*The problem:* Restate the listing below word for word, omitting any images.

(Records from a collection of figures)
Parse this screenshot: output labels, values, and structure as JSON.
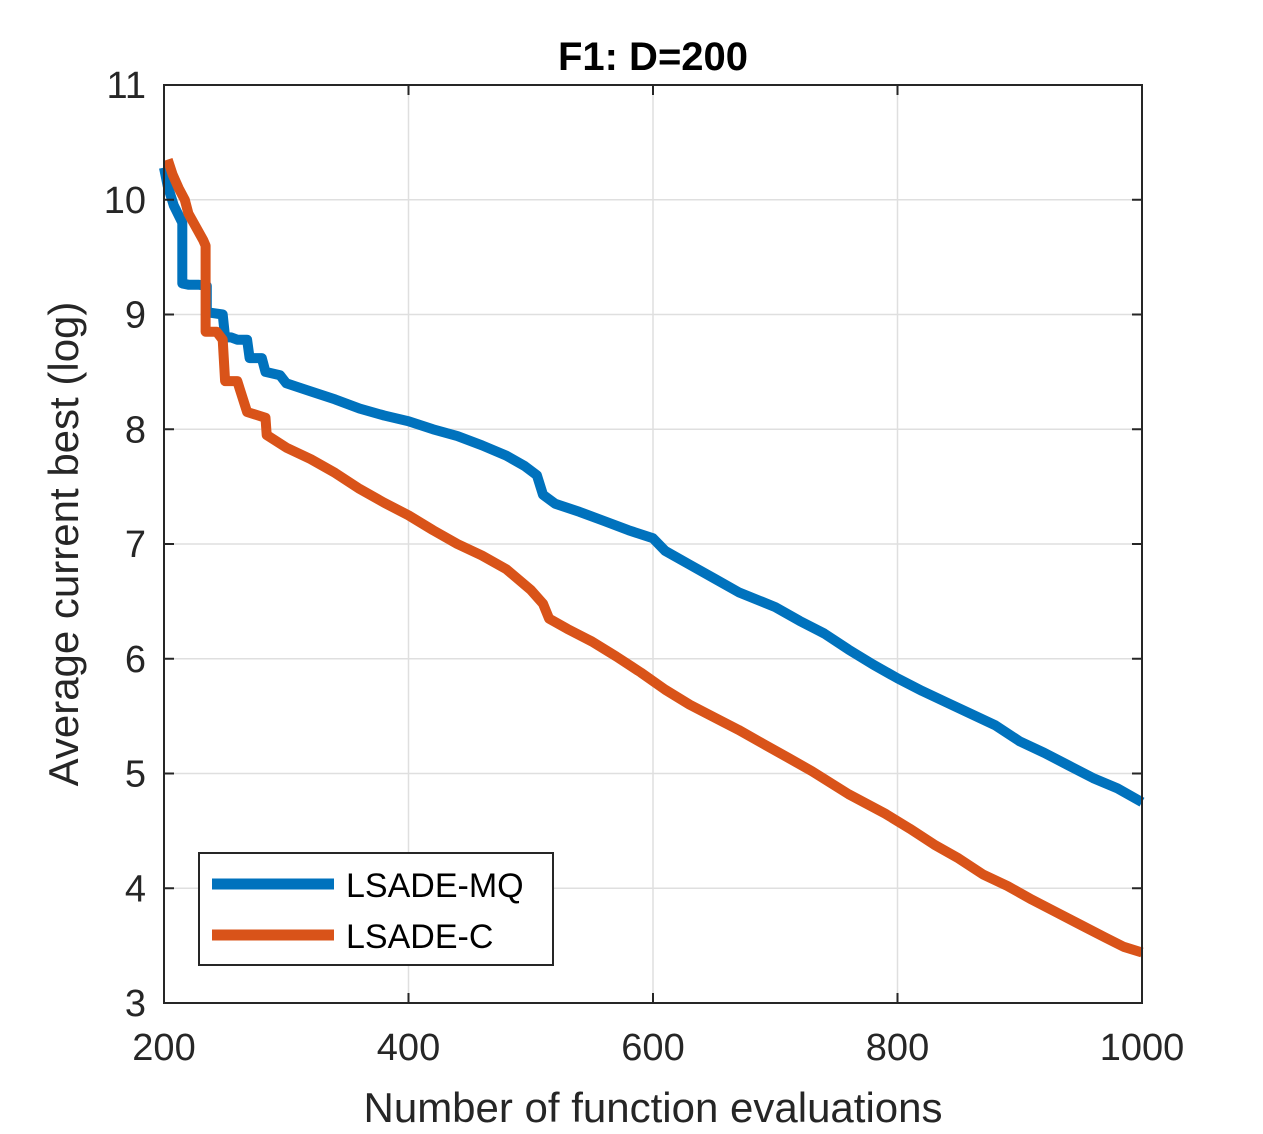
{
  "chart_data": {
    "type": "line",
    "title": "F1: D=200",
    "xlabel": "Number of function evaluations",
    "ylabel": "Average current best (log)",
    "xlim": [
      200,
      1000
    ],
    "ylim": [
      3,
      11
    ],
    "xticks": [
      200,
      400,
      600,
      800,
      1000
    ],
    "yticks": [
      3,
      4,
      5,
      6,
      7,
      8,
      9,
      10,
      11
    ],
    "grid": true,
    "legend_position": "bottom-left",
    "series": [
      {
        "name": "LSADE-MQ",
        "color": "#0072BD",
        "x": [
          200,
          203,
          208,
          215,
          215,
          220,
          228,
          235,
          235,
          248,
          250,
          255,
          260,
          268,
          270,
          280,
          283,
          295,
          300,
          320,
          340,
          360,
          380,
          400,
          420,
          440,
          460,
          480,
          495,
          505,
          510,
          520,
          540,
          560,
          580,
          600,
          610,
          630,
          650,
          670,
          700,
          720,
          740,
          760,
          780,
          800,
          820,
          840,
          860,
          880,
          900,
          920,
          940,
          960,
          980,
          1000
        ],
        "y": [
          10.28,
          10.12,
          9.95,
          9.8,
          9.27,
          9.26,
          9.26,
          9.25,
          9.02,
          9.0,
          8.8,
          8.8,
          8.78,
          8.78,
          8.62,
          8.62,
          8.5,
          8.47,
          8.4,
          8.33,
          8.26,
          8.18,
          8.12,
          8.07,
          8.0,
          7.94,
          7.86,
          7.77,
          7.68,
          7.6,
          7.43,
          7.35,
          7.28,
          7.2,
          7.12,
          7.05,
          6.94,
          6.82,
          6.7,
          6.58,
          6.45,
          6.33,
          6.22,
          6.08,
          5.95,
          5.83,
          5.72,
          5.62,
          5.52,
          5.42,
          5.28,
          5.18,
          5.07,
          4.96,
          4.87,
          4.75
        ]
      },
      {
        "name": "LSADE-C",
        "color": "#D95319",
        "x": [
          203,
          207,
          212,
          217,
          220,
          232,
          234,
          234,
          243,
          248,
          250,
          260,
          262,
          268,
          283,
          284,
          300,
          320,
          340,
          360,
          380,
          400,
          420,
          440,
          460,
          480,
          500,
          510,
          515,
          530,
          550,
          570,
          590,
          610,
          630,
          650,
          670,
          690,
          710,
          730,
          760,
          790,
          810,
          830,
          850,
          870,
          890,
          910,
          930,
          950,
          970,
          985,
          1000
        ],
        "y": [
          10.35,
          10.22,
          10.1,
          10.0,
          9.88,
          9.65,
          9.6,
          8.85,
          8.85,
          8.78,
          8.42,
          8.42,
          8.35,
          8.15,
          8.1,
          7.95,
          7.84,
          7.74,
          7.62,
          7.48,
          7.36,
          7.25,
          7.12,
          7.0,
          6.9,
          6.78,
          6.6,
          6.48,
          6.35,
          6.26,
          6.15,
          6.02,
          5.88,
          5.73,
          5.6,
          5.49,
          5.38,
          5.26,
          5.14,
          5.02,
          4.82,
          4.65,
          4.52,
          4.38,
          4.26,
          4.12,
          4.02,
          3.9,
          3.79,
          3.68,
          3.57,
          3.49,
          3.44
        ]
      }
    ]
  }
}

*Solved exercise:*
Parse this screenshot: output labels, values, and structure as JSON.
{
  "chart_data": {
    "type": "line",
    "title": "F1: D=200",
    "xlabel": "Number of function evaluations",
    "ylabel": "Average current best (log)",
    "xlim": [
      200,
      1000
    ],
    "ylim": [
      3,
      11
    ],
    "xticks": [
      200,
      400,
      600,
      800,
      1000
    ],
    "yticks": [
      3,
      4,
      5,
      6,
      7,
      8,
      9,
      10,
      11
    ],
    "grid": true,
    "legend_position": "bottom-left",
    "series": [
      {
        "name": "LSADE-MQ",
        "color": "#0072BD",
        "x": [
          200,
          203,
          208,
          215,
          215,
          220,
          228,
          235,
          235,
          248,
          250,
          255,
          260,
          268,
          270,
          280,
          283,
          295,
          300,
          320,
          340,
          360,
          380,
          400,
          420,
          440,
          460,
          480,
          495,
          505,
          510,
          520,
          540,
          560,
          580,
          600,
          610,
          630,
          650,
          670,
          700,
          720,
          740,
          760,
          780,
          800,
          820,
          840,
          860,
          880,
          900,
          920,
          940,
          960,
          980,
          1000
        ],
        "y": [
          10.28,
          10.12,
          9.95,
          9.8,
          9.27,
          9.26,
          9.26,
          9.25,
          9.02,
          9.0,
          8.8,
          8.8,
          8.78,
          8.78,
          8.62,
          8.62,
          8.5,
          8.47,
          8.4,
          8.33,
          8.26,
          8.18,
          8.12,
          8.07,
          8.0,
          7.94,
          7.86,
          7.77,
          7.68,
          7.6,
          7.43,
          7.35,
          7.28,
          7.2,
          7.12,
          7.05,
          6.94,
          6.82,
          6.7,
          6.58,
          6.45,
          6.33,
          6.22,
          6.08,
          5.95,
          5.83,
          5.72,
          5.62,
          5.52,
          5.42,
          5.28,
          5.18,
          5.07,
          4.96,
          4.87,
          4.75
        ]
      },
      {
        "name": "LSADE-C",
        "color": "#D95319",
        "x": [
          203,
          207,
          212,
          217,
          220,
          232,
          234,
          234,
          243,
          248,
          250,
          260,
          262,
          268,
          283,
          284,
          300,
          320,
          340,
          360,
          380,
          400,
          420,
          440,
          460,
          480,
          500,
          510,
          515,
          530,
          550,
          570,
          590,
          610,
          630,
          650,
          670,
          690,
          710,
          730,
          760,
          790,
          810,
          830,
          850,
          870,
          890,
          910,
          930,
          950,
          970,
          985,
          1000
        ],
        "y": [
          10.35,
          10.22,
          10.1,
          10.0,
          9.88,
          9.65,
          9.6,
          8.85,
          8.85,
          8.78,
          8.42,
          8.42,
          8.35,
          8.15,
          8.1,
          7.95,
          7.84,
          7.74,
          7.62,
          7.48,
          7.36,
          7.25,
          7.12,
          7.0,
          6.9,
          6.78,
          6.6,
          6.48,
          6.35,
          6.26,
          6.15,
          6.02,
          5.88,
          5.73,
          5.6,
          5.49,
          5.38,
          5.26,
          5.14,
          5.02,
          4.82,
          4.65,
          4.52,
          4.38,
          4.26,
          4.12,
          4.02,
          3.9,
          3.79,
          3.68,
          3.57,
          3.49,
          3.44
        ]
      }
    ]
  }
}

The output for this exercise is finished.